WHAT IS BEING ASKED: Reproduce, without alteration, every line of the data; exclude the images.

STUDY MATERIAL:
···
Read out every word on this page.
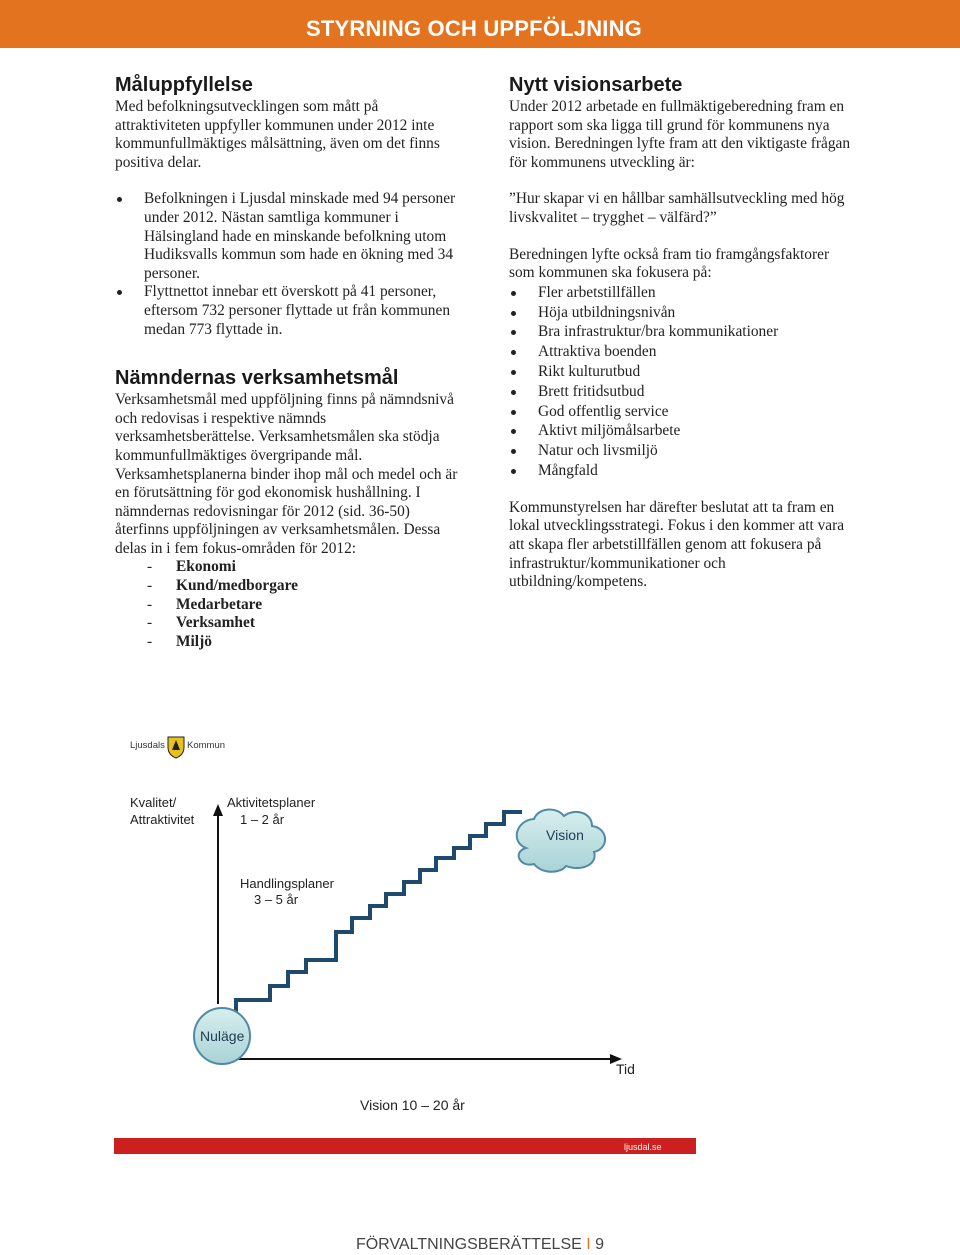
STYRNING OCH UPPFÖLJNING
Måluppfyllelse

Med befolkningsutvecklingen som mått på attraktiviteten uppfyller kommunen under 2012 inte kommunfullmäktiges målsättning, även om det finns positiva delar.

Befolkningen i Ljusdal minskade med 94 personer under 2012. Nästan samtliga kommuner i Hälsingland hade en minskande befolkning utom Hudiksvalls kommun som hade en ökning med 34 personer.
Flyttnettot innebar ett överskott på 41 personer, eftersom 732 personer flyttade ut från kommunen medan 773 flyttade in.
Nämndernas verksamhetsmål

Verksamhetsmål med uppföljning finns på nämndsnivå och redovisas i respektive nämnds verksamhetsberättelse. Verksamhetsmålen ska stödja kommunfullmäktiges övergripande mål. Verksamhetsplanerna binder ihop mål och medel och är en förutsättning för god ekonomisk hushållning. I nämndernas redovisningar för 2012 (sid. 36-50) återfinns uppföljningen av verksamhetsmålen. Dessa delas in i fem fokus-områden för 2012:

- Ekonomi
- Kund/medborgare
- Medarbetare
- Verksamhet
- Miljö
Nytt visionsarbete

Under 2012 arbetade en fullmäktigeberedning fram en rapport som ska ligga till grund för kommunens nya vision. Beredningen lyfte fram att den viktigaste frågan för kommunens utveckling är:

”Hur skapar vi en hållbar samhällsutveckling med hög livskvalitet – trygghet – välfärd?”

Beredningen lyfte också fram tio framgångsfaktorer som kommunen ska fokusera på:

Fler arbetstillfällen
Höja utbildningsnivån
Bra infrastruktur/bra kommunikationer
Attraktiva boenden
Rikt kulturutbud
Brett fritidsutbud
God offentlig service
Aktivt miljömålsarbete
Natur och livsmiljö
Mångfald

Kommunstyrelsen har därefter beslutat att ta fram en lokal utvecklingsstrategi. Fokus i den kommer att vara att skapa fler arbetstillfällen genom att fokusera på infrastruktur/kommunikationer och utbildning/kompetens.

Ljusdals Kommun
Kvalitet/
Attraktivitet
Aktivitetsplaner
1 – 2 år
Handlingsplaner
3 – 5 år
Tid
Vision
Nuläge
Vision 10 – 20 år
ljusdal.se
FÖRVALTNINGSBERÄTTELSE I 9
···
SOLUTION TO THIS PROBLEM:
Read out every word on this page.
STYRNING OCH UPPFÖLJNING
Måluppfyllelse

Med befolkningsutvecklingen som mått på attraktiviteten uppfyller kommunen under 2012 inte kommunfullmäktiges målsättning, även om det finns positiva delar.

Befolkningen i Ljusdal minskade med 94 personer under 2012. Nästan samtliga kommuner i Hälsingland hade en minskande befolkning utom Hudiksvalls kommun som hade en ökning med 34 personer.
Flyttnettot innebar ett överskott på 41 personer, eftersom 732 personer flyttade ut från kommunen medan 773 flyttade in.
Nämndernas verksamhetsmål

Verksamhetsmål med uppföljning finns på nämndsnivå och redovisas i respektive nämnds verksamhetsberättelse. Verksamhetsmålen ska stödja kommunfullmäktiges övergripande mål. Verksamhetsplanerna binder ihop mål och medel och är en förutsättning för god ekonomisk hushållning. I nämndernas redovisningar för 2012 (sid. 36-50) återfinns uppföljningen av verksamhetsmålen. Dessa delas in i fem fokus-områden för 2012:

- Ekonomi
- Kund/medborgare
- Medarbetare
- Verksamhet
- Miljö
Nytt visionsarbete

Under 2012 arbetade en fullmäktigeberedning fram en rapport som ska ligga till grund för kommunens nya vision. Beredningen lyfte fram att den viktigaste frågan för kommunens utveckling är:

”Hur skapar vi en hållbar samhällsutveckling med hög livskvalitet – trygghet – välfärd?”

Beredningen lyfte också fram tio framgångsfaktorer som kommunen ska fokusera på:

Fler arbetstillfällen
Höja utbildningsnivån
Bra infrastruktur/bra kommunikationer
Attraktiva boenden
Rikt kulturutbud
Brett fritidsutbud
God offentlig service
Aktivt miljömålsarbete
Natur och livsmiljö
Mångfald

Kommunstyrelsen har därefter beslutat att ta fram en lokal utvecklingsstrategi. Fokus i den kommer att vara att skapa fler arbetstillfällen genom att fokusera på infrastruktur/kommunikationer och utbildning/kompetens.

Ljusdals Kommun
Kvalitet/
Attraktivitet
Aktivitetsplaner
1 – 2 år
Handlingsplaner
3 – 5 år
Tid
Vision
Nuläge
Vision 10 – 20 år
ljusdal.se
FÖRVALTNINGSBERÄTTELSE I 9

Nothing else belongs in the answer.